**What to do:** Which lines below hold the word "trang"? Report each one.

╭─ Data lines

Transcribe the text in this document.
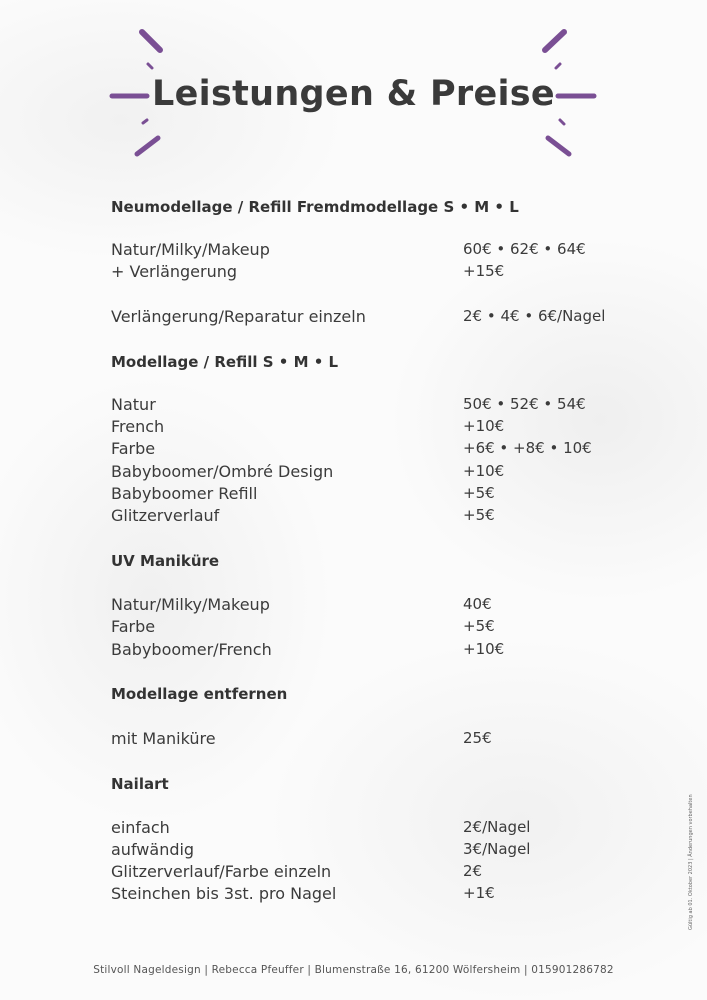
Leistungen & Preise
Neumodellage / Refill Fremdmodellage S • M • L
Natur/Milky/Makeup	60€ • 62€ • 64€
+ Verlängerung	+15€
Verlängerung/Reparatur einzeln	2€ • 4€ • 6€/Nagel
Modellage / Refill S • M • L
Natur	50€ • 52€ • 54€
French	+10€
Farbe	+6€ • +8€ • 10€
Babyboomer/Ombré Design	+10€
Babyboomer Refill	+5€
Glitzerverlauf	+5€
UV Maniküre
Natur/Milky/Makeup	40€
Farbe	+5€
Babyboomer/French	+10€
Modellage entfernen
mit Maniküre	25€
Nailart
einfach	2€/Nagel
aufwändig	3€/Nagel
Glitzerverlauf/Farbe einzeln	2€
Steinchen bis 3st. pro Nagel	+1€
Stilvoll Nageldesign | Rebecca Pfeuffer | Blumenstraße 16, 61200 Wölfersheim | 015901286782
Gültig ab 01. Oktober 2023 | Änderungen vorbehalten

╰─
╭─ Data lines

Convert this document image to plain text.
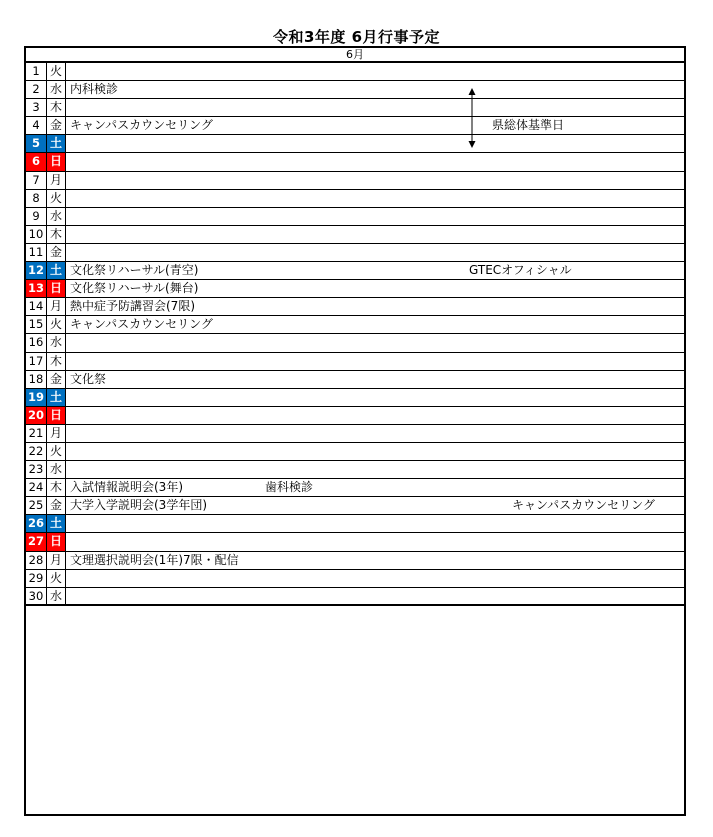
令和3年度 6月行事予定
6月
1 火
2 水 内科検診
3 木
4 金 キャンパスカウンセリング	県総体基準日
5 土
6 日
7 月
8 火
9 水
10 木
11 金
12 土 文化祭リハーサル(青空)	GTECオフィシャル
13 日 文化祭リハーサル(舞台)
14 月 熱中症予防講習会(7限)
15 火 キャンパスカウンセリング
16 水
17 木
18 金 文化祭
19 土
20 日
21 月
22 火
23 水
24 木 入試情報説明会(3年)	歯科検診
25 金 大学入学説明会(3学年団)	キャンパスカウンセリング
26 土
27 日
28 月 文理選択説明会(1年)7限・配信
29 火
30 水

╰─
╭─ Data lines

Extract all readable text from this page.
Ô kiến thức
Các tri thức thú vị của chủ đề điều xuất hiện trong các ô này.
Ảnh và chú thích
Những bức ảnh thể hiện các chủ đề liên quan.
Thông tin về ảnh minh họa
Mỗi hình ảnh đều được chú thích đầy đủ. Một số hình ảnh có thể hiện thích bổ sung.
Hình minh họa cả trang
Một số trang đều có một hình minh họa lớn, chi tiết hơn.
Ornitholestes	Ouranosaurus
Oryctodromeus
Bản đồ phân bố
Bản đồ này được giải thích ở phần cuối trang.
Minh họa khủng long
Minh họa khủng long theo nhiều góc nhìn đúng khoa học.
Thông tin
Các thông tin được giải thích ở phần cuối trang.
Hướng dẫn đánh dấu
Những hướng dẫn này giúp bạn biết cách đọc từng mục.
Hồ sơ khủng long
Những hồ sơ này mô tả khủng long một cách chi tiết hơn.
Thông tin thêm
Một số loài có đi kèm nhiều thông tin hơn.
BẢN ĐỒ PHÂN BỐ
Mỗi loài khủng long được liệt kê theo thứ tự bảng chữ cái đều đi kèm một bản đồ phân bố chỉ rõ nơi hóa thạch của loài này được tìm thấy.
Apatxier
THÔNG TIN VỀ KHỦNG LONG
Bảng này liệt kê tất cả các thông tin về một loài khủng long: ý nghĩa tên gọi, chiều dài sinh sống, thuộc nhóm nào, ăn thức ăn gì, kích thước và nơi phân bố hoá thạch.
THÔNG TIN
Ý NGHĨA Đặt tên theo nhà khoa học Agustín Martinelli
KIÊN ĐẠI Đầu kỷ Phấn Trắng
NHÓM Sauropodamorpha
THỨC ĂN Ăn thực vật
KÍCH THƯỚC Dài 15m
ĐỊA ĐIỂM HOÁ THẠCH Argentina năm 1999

╰─

**Exercise answer:**
Hình minh họa cả trang
Một số trang đều có một hình minh họa lớn, chi tiết hơn.
Bản đồ này được giải thích ở phần cuối trang.
Các thông tin được giải thích ở phần cuối trang.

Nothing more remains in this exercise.